(Task brief): Find and copy each line of the records where the string "和趋势跟踪方向性指数" shows up.

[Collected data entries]
--

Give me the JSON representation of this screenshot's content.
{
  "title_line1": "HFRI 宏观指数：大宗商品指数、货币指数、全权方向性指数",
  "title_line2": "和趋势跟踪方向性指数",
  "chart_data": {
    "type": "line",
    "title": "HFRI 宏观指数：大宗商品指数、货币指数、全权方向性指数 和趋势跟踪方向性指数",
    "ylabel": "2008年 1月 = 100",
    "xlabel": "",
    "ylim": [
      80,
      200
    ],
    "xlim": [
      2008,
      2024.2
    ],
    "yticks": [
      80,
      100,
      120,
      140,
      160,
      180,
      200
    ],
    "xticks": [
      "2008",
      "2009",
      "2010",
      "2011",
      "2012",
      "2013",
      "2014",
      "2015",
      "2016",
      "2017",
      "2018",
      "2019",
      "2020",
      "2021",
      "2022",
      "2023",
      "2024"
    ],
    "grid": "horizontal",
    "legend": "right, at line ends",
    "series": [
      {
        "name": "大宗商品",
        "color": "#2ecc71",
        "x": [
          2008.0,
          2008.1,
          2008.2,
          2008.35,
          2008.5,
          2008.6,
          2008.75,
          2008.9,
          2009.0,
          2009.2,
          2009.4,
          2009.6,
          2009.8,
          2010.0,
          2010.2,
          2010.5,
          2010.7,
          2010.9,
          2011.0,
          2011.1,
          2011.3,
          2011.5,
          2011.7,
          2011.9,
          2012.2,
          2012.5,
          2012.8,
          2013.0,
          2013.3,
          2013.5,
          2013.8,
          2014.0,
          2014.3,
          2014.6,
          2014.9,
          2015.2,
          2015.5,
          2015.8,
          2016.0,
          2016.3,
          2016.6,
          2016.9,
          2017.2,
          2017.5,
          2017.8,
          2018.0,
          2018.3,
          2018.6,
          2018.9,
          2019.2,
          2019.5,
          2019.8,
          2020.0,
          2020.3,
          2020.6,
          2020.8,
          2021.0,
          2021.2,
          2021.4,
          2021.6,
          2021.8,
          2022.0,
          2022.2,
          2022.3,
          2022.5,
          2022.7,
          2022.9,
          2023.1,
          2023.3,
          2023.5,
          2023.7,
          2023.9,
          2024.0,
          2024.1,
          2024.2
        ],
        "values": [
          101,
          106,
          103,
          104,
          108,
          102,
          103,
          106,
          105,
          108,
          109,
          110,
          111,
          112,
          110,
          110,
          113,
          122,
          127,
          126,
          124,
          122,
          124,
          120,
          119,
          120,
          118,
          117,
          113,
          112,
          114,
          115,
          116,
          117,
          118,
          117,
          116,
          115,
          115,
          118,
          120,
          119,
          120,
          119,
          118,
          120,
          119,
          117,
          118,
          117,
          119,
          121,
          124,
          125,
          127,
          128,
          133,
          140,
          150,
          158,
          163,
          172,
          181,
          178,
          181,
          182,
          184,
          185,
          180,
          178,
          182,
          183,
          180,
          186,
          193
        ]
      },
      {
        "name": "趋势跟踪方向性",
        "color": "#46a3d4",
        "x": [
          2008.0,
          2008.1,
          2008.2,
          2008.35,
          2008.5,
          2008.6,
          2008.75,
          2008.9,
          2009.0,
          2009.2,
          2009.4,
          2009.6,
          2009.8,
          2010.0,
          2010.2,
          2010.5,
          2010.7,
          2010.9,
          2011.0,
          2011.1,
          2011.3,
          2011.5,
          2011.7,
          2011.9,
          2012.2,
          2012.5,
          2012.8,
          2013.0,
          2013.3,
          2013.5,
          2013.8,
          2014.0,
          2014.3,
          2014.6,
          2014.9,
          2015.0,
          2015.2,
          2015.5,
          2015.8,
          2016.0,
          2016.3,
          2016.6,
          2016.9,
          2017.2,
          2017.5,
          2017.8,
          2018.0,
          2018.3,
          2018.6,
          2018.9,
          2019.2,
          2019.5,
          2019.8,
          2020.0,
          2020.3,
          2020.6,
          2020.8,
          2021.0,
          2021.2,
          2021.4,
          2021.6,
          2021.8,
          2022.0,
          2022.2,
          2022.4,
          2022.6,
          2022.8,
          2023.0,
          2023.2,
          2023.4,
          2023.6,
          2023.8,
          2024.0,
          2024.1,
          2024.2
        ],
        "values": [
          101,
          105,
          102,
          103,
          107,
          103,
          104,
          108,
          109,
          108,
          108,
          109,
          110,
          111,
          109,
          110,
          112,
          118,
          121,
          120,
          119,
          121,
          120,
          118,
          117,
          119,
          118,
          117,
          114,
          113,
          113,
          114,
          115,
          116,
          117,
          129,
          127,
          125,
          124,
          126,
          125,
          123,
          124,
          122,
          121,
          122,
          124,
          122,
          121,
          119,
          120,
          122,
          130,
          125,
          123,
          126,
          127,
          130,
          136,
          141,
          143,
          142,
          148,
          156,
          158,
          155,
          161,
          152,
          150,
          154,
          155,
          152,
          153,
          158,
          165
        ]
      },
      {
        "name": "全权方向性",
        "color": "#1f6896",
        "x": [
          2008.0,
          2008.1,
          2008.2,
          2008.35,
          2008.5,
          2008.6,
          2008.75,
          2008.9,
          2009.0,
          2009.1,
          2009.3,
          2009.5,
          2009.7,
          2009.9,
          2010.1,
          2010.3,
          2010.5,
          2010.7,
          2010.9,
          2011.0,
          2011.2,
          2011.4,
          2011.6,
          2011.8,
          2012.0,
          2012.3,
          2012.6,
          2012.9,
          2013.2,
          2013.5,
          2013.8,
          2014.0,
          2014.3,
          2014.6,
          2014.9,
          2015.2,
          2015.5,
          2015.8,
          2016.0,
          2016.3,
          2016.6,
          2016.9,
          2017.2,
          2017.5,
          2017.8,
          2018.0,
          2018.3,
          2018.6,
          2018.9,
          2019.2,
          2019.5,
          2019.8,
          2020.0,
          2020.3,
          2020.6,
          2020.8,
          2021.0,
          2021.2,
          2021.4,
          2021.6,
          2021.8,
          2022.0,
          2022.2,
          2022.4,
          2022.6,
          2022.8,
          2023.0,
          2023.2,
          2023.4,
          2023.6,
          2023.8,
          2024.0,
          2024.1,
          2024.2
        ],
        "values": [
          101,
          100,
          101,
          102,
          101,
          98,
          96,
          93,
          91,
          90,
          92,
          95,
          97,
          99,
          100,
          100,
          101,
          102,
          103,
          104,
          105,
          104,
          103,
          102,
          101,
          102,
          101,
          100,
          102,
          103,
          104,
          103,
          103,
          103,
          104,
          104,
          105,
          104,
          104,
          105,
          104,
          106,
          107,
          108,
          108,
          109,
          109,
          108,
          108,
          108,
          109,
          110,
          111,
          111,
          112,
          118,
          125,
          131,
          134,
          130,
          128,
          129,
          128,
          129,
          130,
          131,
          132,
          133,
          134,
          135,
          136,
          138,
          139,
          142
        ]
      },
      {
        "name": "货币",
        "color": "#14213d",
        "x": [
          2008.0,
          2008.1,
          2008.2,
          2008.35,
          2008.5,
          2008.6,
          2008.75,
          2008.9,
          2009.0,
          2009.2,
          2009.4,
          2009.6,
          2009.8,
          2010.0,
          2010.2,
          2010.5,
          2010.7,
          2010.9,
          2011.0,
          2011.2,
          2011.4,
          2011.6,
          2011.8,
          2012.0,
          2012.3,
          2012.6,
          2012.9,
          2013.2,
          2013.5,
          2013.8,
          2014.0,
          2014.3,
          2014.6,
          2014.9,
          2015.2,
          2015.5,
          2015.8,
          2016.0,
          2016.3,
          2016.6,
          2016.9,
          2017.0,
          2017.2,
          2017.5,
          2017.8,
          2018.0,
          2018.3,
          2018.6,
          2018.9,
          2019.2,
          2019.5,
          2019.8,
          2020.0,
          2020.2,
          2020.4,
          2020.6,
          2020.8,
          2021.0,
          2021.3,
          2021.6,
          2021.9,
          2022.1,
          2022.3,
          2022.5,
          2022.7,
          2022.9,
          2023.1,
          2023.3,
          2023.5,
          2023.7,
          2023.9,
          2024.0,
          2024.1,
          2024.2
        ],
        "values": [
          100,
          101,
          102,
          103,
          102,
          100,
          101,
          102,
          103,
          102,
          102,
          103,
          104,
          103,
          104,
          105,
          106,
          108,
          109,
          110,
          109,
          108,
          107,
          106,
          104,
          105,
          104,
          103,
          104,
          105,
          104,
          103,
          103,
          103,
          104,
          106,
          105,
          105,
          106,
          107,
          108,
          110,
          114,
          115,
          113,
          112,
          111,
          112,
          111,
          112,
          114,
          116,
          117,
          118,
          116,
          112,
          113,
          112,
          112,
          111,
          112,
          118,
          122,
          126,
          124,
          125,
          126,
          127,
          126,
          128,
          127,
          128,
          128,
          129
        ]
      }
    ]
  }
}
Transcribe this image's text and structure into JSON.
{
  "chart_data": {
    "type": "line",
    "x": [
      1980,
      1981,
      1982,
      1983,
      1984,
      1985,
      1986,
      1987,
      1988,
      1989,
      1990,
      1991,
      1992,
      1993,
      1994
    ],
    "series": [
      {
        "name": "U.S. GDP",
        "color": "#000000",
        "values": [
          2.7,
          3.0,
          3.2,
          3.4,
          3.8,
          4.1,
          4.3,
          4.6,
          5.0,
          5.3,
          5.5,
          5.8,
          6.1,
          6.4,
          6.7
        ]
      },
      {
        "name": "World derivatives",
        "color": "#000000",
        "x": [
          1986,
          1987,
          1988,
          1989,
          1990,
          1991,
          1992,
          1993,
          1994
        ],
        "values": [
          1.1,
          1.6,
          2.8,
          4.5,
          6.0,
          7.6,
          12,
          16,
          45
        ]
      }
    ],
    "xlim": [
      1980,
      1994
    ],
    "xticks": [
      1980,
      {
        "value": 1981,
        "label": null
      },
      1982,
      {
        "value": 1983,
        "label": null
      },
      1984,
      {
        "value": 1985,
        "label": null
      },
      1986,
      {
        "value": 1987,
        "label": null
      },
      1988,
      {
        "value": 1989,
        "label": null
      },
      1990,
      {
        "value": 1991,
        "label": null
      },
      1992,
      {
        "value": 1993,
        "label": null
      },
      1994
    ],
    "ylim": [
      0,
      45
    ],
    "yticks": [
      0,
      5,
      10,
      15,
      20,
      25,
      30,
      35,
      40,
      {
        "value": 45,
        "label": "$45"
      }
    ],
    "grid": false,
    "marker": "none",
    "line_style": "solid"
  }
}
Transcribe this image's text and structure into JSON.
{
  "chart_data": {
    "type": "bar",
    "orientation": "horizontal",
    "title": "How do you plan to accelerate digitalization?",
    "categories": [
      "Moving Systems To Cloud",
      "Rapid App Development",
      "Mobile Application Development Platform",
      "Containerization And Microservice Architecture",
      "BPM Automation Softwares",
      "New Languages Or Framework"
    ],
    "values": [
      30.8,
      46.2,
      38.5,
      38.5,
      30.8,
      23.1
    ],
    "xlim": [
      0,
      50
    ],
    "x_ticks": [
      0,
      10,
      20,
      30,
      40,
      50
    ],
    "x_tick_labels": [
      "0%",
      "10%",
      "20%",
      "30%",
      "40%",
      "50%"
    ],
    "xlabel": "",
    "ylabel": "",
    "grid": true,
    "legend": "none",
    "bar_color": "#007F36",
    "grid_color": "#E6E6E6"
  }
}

--

(Response below):
  "title_line2": "和趋势跟踪方向性指数",
    "title": "HFRI 宏观指数：大宗商品指数、货币指数、全权方向性指数 和趋势跟踪方向性指数",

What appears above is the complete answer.